- GIVEN REQUEST:
Write out the entries verbatim and leave the images out of the copy.

================

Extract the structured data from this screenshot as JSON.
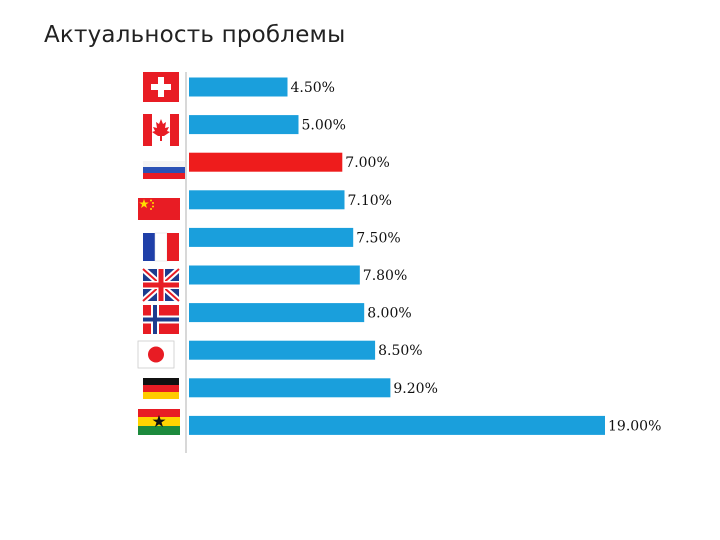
{
  "title": "Актуальность проблемы",
  "chart_data": {
    "type": "bar",
    "orientation": "horizontal",
    "title": "Актуальность проблемы",
    "categories": [
      "Switzerland",
      "Canada",
      "Russia",
      "China",
      "France",
      "United Kingdom",
      "Norway",
      "Japan",
      "Germany",
      "Ghana"
    ],
    "values": [
      4.5,
      5.0,
      7.0,
      7.1,
      7.5,
      7.8,
      8.0,
      8.5,
      9.2,
      19.0
    ],
    "labels": [
      "4.50%",
      "5.00%",
      "7.00%",
      "7.10%",
      "7.50%",
      "7.80%",
      "8.00%",
      "8.50%",
      "9.20%",
      "19.00%"
    ],
    "category_icons": [
      "swiss-flag-icon",
      "canada-flag-icon",
      "russia-flag-icon",
      "china-flag-icon",
      "france-flag-icon",
      "uk-flag-icon",
      "norway-flag-icon",
      "japan-flag-icon",
      "germany-flag-icon",
      "ghana-flag-icon"
    ],
    "highlight_index": 2,
    "xlim": [
      0,
      19
    ],
    "grid": false,
    "legend": "none",
    "colors": {
      "bar": "#1a9fdc",
      "highlight": "#ee1c1c"
    }
  }
}
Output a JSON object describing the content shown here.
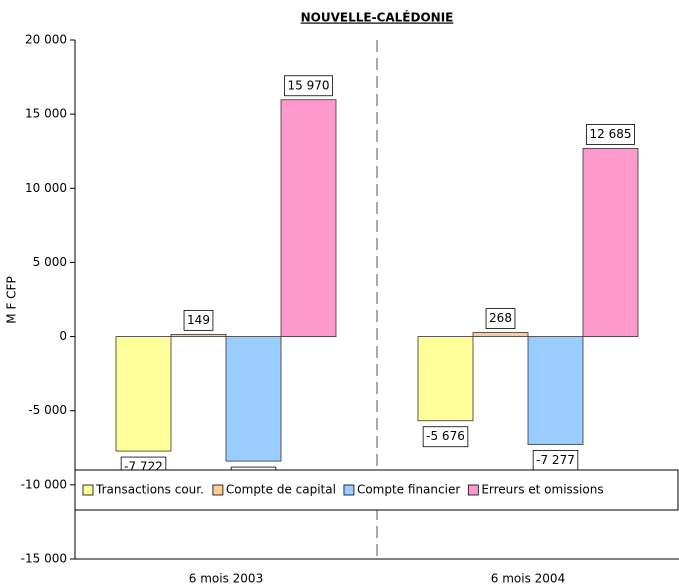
{
  "chart_data": {
    "type": "bar",
    "title": "NOUVELLE-CALÉDONIE",
    "ylabel": "M F CFP",
    "categories": [
      "6 mois 2003",
      "6 mois 2004"
    ],
    "series": [
      {
        "name": "Transactions cour.",
        "color": "#ffff99",
        "values": [
          -7722,
          -5676
        ],
        "value_labels": [
          "-7 722",
          "-5 676"
        ]
      },
      {
        "name": "Compte de capital",
        "color": "#ffcc99",
        "values": [
          149,
          268
        ],
        "value_labels": [
          "149",
          "268"
        ]
      },
      {
        "name": "Compte financier",
        "color": "#99ccff",
        "values": [
          -8397,
          -7277
        ],
        "value_labels": [
          "-8 397",
          "-7 277"
        ]
      },
      {
        "name": "Erreurs et omissions",
        "color": "#ff99cc",
        "values": [
          15970,
          12685
        ],
        "value_labels": [
          "15 970",
          "12 685"
        ]
      }
    ],
    "ylim": [
      -15000,
      20000
    ],
    "yticks": [
      {
        "value": 20000,
        "label": "20 000"
      },
      {
        "value": 15000,
        "label": "15 000"
      },
      {
        "value": 10000,
        "label": "10 000"
      },
      {
        "value": 5000,
        "label": "5 000"
      },
      0,
      {
        "value": -5000,
        "label": "-5 000"
      },
      {
        "value": -10000,
        "label": "-10 000"
      },
      {
        "value": -15000,
        "label": "-15 000"
      }
    ],
    "legend_position": "bottom"
  }
}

================

- TASK ANSWER:
Extract the structured data from this screenshot as JSON.
{
  "title": "Актуальность проблемы",
  "chart_data": {
    "type": "bar",
    "orientation": "horizontal",
    "title": "Актуальность проблемы",
    "categories": [
      "Switzerland",
      "Canada",
      "Russia",
      "China",
      "France",
      "United Kingdom",
      "Norway",
      "Japan",
      "Germany",
      "Ghana"
    ],
    "values": [
      4.5,
      5.0,
      7.0,
      7.1,
      7.5,
      7.8,
      8.0,
      8.5,
      9.2,
      19.0
    ],
    "labels": [
      "4.50%",
      "5.00%",
      "7.00%",
      "7.10%",
      "7.50%",
      "7.80%",
      "8.00%",
      "8.50%",
      "9.20%",
      "19.00%"
    ],
    "category_icons": [
      "swiss-flag-icon",
      "canada-flag-icon",
      "russia-flag-icon",
      "china-flag-icon",
      "france-flag-icon",
      "uk-flag-icon",
      "norway-flag-icon",
      "japan-flag-icon",
      "germany-flag-icon",
      "ghana-flag-icon"
    ],
    "highlight_index": 2,
    "xlim": [
      0,
      19
    ],
    "grid": false,
    "legend": "none",
    "colors": {
      "bar": "#1a9fdc",
      "highlight": "#ee1c1c"
    }
  }
}
Output a JSON object describing the content shown here.
{
  "chart_data": {
    "type": "bar",
    "title": "NOUVELLE-CALÉDONIE",
    "ylabel": "M F CFP",
    "categories": [
      "6 mois 2003",
      "6 mois 2004"
    ],
    "series": [
      {
        "name": "Transactions cour.",
        "color": "#ffff99",
        "values": [
          -7722,
          -5676
        ],
        "value_labels": [
          "-7 722",
          "-5 676"
        ]
      },
      {
        "name": "Compte de capital",
        "color": "#ffcc99",
        "values": [
          149,
          268
        ],
        "value_labels": [
          "149",
          "268"
        ]
      },
      {
        "name": "Compte financier",
        "color": "#99ccff",
        "values": [
          -8397,
          -7277
        ],
        "value_labels": [
          "-8 397",
          "-7 277"
        ]
      },
      {
        "name": "Erreurs et omissions",
        "color": "#ff99cc",
        "values": [
          15970,
          12685
        ],
        "value_labels": [
          "15 970",
          "12 685"
        ]
      }
    ],
    "ylim": [
      -15000,
      20000
    ],
    "yticks": [
      {
        "value": 20000,
        "label": "20 000"
      },
      {
        "value": 15000,
        "label": "15 000"
      },
      {
        "value": 10000,
        "label": "10 000"
      },
      {
        "value": 5000,
        "label": "5 000"
      },
      0,
      {
        "value": -5000,
        "label": "-5 000"
      },
      {
        "value": -10000,
        "label": "-10 000"
      },
      {
        "value": -15000,
        "label": "-15 000"
      }
    ],
    "legend_position": "bottom"
  }
}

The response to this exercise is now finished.